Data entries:
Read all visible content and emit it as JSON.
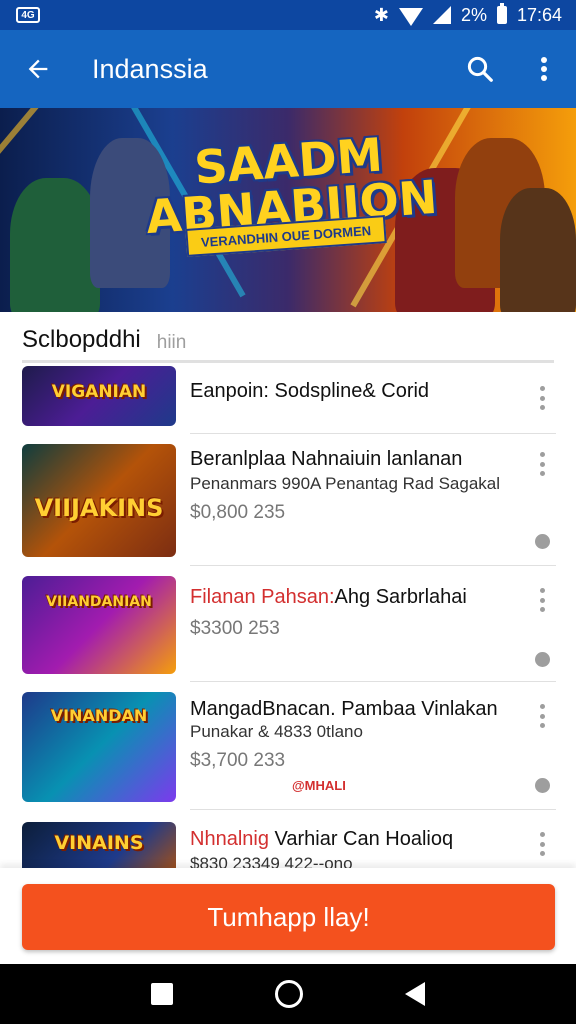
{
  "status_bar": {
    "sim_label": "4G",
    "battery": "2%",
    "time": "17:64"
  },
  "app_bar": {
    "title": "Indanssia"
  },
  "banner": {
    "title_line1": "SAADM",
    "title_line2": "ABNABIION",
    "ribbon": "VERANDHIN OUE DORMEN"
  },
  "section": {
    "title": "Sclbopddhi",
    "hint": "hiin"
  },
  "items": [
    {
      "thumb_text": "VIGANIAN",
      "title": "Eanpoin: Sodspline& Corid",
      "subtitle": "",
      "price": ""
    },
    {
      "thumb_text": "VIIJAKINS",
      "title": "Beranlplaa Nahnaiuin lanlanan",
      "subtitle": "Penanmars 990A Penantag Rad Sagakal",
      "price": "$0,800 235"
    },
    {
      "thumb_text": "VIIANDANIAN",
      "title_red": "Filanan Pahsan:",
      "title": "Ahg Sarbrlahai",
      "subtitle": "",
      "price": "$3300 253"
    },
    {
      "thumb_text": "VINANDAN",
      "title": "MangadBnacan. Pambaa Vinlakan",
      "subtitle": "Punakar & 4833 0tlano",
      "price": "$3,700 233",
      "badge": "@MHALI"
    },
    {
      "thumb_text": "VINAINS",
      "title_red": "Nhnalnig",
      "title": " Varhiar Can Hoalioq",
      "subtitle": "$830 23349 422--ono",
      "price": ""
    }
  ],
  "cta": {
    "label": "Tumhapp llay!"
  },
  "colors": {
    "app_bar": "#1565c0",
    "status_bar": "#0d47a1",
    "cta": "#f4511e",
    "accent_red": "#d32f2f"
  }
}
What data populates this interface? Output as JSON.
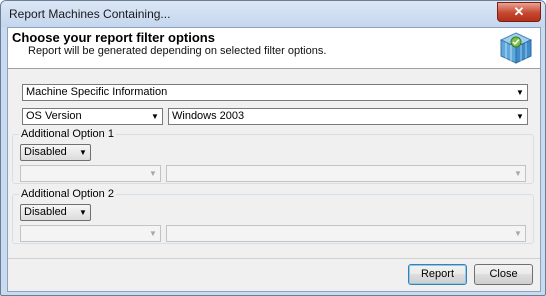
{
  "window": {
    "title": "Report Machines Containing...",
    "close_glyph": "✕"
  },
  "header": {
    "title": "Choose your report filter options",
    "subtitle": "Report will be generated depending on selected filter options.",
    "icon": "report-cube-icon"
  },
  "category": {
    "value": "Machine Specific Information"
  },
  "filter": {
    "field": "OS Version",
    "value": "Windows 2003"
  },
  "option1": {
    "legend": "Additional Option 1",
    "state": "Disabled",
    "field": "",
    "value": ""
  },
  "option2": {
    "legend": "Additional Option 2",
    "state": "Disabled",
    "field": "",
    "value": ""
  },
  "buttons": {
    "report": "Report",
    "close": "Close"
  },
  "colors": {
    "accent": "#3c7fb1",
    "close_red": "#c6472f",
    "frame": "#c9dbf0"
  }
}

• REQUIRED WORK
All the lines above are to be reproduced exactly, except the pictures.

• FULL SOLUTION
Read all visible content and emit it as JSON.
{
  "status_bar": {
    "sim_label": "4G",
    "battery": "2%",
    "time": "17:64"
  },
  "app_bar": {
    "title": "Indanssia"
  },
  "banner": {
    "title_line1": "SAADM",
    "title_line2": "ABNABIION",
    "ribbon": "VERANDHIN OUE DORMEN"
  },
  "section": {
    "title": "Sclbopddhi",
    "hint": "hiin"
  },
  "items": [
    {
      "thumb_text": "VIGANIAN",
      "title": "Eanpoin: Sodspline& Corid",
      "subtitle": "",
      "price": ""
    },
    {
      "thumb_text": "VIIJAKINS",
      "title": "Beranlplaa Nahnaiuin lanlanan",
      "subtitle": "Penanmars 990A Penantag Rad Sagakal",
      "price": "$0,800 235"
    },
    {
      "thumb_text": "VIIANDANIAN",
      "title_red": "Filanan Pahsan:",
      "title": "Ahg Sarbrlahai",
      "subtitle": "",
      "price": "$3300 253"
    },
    {
      "thumb_text": "VINANDAN",
      "title": "MangadBnacan. Pambaa Vinlakan",
      "subtitle": "Punakar & 4833 0tlano",
      "price": "$3,700 233",
      "badge": "@MHALI"
    },
    {
      "thumb_text": "VINAINS",
      "title_red": "Nhnalnig",
      "title": " Varhiar Can Hoalioq",
      "subtitle": "$830 23349 422--ono",
      "price": ""
    }
  ],
  "cta": {
    "label": "Tumhapp llay!"
  },
  "colors": {
    "app_bar": "#1565c0",
    "status_bar": "#0d47a1",
    "cta": "#f4511e",
    "accent_red": "#d32f2f"
  }
}
What data populates this interface? Output as JSON.
{
  "window": {
    "title": "Report Machines Containing...",
    "close_glyph": "✕"
  },
  "header": {
    "title": "Choose your report filter options",
    "subtitle": "Report will be generated depending on selected filter options.",
    "icon": "report-cube-icon"
  },
  "category": {
    "value": "Machine Specific Information"
  },
  "filter": {
    "field": "OS Version",
    "value": "Windows 2003"
  },
  "option1": {
    "legend": "Additional Option 1",
    "state": "Disabled",
    "field": "",
    "value": ""
  },
  "option2": {
    "legend": "Additional Option 2",
    "state": "Disabled",
    "field": "",
    "value": ""
  },
  "buttons": {
    "report": "Report",
    "close": "Close"
  },
  "colors": {
    "accent": "#3c7fb1",
    "close_red": "#c6472f",
    "frame": "#c9dbf0"
  }
}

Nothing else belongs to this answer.